### What is needed
Quote the entries word for word. Omit the pictures.

[Structured figure records]
'''
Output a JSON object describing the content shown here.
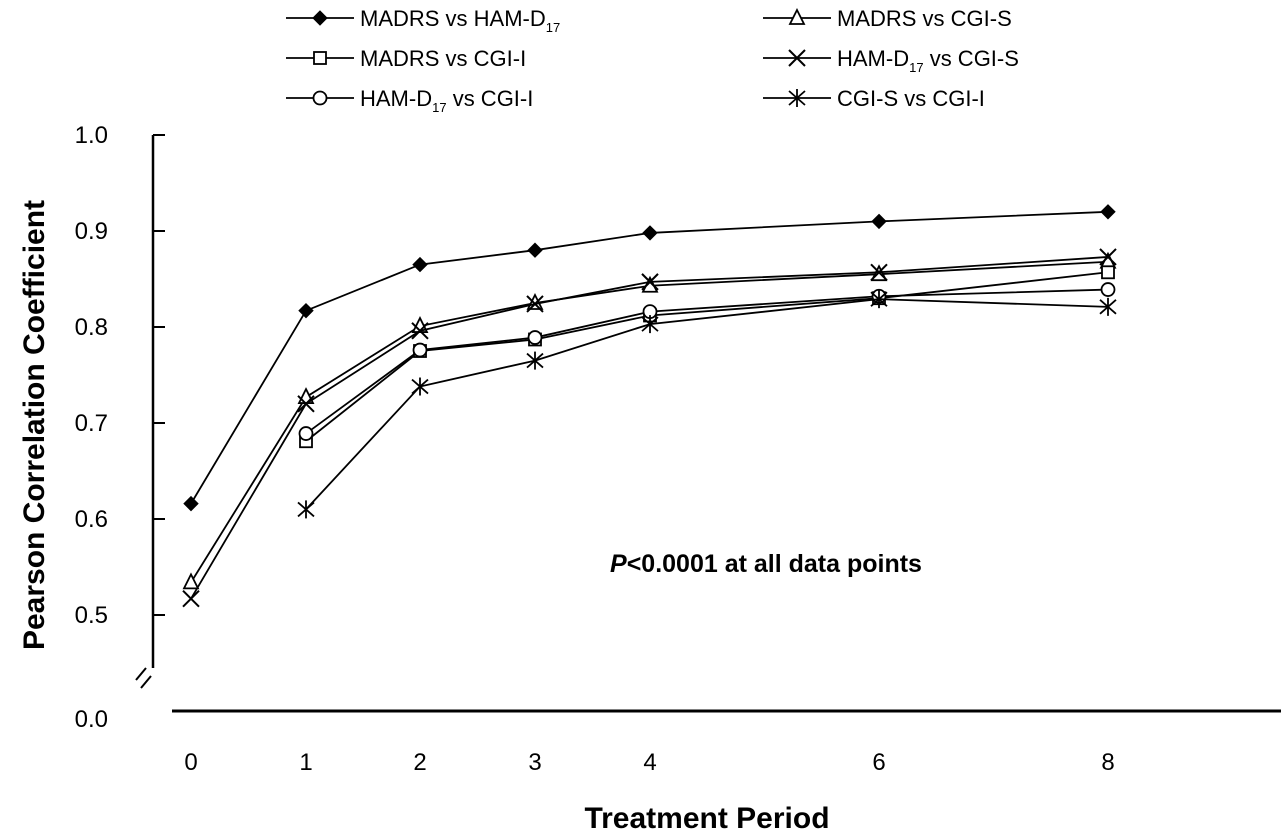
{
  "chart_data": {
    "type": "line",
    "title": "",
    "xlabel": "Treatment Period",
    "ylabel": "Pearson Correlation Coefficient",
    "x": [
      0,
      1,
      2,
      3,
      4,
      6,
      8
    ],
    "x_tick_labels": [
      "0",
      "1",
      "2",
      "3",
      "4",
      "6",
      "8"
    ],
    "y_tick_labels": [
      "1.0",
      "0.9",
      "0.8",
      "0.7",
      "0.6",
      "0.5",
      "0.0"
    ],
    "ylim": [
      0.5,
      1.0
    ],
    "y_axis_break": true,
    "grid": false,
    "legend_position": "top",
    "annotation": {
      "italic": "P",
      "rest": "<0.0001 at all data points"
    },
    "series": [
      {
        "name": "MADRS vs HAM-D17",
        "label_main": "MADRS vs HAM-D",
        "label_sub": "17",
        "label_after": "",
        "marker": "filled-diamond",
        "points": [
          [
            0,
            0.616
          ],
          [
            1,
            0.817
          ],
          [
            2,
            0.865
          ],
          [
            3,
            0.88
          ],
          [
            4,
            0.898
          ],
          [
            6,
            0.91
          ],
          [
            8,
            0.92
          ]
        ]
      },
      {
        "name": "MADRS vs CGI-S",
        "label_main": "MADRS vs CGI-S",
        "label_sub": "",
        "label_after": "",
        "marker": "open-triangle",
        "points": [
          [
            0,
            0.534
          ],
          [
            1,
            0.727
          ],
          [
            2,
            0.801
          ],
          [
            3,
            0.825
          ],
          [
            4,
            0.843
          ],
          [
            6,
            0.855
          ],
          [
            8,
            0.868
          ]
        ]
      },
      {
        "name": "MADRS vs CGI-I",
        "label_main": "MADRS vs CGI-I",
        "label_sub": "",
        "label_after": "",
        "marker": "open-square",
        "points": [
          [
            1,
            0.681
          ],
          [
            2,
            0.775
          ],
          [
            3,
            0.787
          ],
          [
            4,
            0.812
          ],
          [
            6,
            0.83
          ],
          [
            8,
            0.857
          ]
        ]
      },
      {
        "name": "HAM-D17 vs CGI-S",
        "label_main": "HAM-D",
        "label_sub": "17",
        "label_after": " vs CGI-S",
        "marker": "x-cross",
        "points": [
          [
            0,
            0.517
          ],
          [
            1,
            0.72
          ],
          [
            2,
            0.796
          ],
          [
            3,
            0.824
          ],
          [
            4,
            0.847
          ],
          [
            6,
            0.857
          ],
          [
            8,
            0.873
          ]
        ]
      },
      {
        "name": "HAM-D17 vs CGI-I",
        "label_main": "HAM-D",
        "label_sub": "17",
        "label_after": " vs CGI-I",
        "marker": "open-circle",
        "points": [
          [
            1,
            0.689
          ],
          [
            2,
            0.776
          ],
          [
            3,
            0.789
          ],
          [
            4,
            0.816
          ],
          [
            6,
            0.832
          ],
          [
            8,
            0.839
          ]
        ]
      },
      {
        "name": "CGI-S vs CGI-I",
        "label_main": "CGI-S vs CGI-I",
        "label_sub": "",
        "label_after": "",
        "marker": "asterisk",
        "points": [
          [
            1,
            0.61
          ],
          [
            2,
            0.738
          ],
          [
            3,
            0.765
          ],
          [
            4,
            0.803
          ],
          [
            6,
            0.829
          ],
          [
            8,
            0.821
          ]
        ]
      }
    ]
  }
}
'''
### Solved exercise
Output a JSON object describing the content shown here.
{
  "chart_data": {
    "type": "line",
    "title": "",
    "xlabel": "Treatment Period",
    "ylabel": "Pearson Correlation Coefficient",
    "x": [
      0,
      1,
      2,
      3,
      4,
      6,
      8
    ],
    "x_tick_labels": [
      "0",
      "1",
      "2",
      "3",
      "4",
      "6",
      "8"
    ],
    "y_tick_labels": [
      "1.0",
      "0.9",
      "0.8",
      "0.7",
      "0.6",
      "0.5",
      "0.0"
    ],
    "ylim": [
      0.5,
      1.0
    ],
    "y_axis_break": true,
    "grid": false,
    "legend_position": "top",
    "annotation": {
      "italic": "P",
      "rest": "<0.0001 at all data points"
    },
    "series": [
      {
        "name": "MADRS vs HAM-D17",
        "label_main": "MADRS vs HAM-D",
        "label_sub": "17",
        "label_after": "",
        "marker": "filled-diamond",
        "points": [
          [
            0,
            0.616
          ],
          [
            1,
            0.817
          ],
          [
            2,
            0.865
          ],
          [
            3,
            0.88
          ],
          [
            4,
            0.898
          ],
          [
            6,
            0.91
          ],
          [
            8,
            0.92
          ]
        ]
      },
      {
        "name": "MADRS vs CGI-S",
        "label_main": "MADRS vs CGI-S",
        "label_sub": "",
        "label_after": "",
        "marker": "open-triangle",
        "points": [
          [
            0,
            0.534
          ],
          [
            1,
            0.727
          ],
          [
            2,
            0.801
          ],
          [
            3,
            0.825
          ],
          [
            4,
            0.843
          ],
          [
            6,
            0.855
          ],
          [
            8,
            0.868
          ]
        ]
      },
      {
        "name": "MADRS vs CGI-I",
        "label_main": "MADRS vs CGI-I",
        "label_sub": "",
        "label_after": "",
        "marker": "open-square",
        "points": [
          [
            1,
            0.681
          ],
          [
            2,
            0.775
          ],
          [
            3,
            0.787
          ],
          [
            4,
            0.812
          ],
          [
            6,
            0.83
          ],
          [
            8,
            0.857
          ]
        ]
      },
      {
        "name": "HAM-D17 vs CGI-S",
        "label_main": "HAM-D",
        "label_sub": "17",
        "label_after": " vs CGI-S",
        "marker": "x-cross",
        "points": [
          [
            0,
            0.517
          ],
          [
            1,
            0.72
          ],
          [
            2,
            0.796
          ],
          [
            3,
            0.824
          ],
          [
            4,
            0.847
          ],
          [
            6,
            0.857
          ],
          [
            8,
            0.873
          ]
        ]
      },
      {
        "name": "HAM-D17 vs CGI-I",
        "label_main": "HAM-D",
        "label_sub": "17",
        "label_after": " vs CGI-I",
        "marker": "open-circle",
        "points": [
          [
            1,
            0.689
          ],
          [
            2,
            0.776
          ],
          [
            3,
            0.789
          ],
          [
            4,
            0.816
          ],
          [
            6,
            0.832
          ],
          [
            8,
            0.839
          ]
        ]
      },
      {
        "name": "CGI-S vs CGI-I",
        "label_main": "CGI-S vs CGI-I",
        "label_sub": "",
        "label_after": "",
        "marker": "asterisk",
        "points": [
          [
            1,
            0.61
          ],
          [
            2,
            0.738
          ],
          [
            3,
            0.765
          ],
          [
            4,
            0.803
          ],
          [
            6,
            0.829
          ],
          [
            8,
            0.821
          ]
        ]
      }
    ]
  }
}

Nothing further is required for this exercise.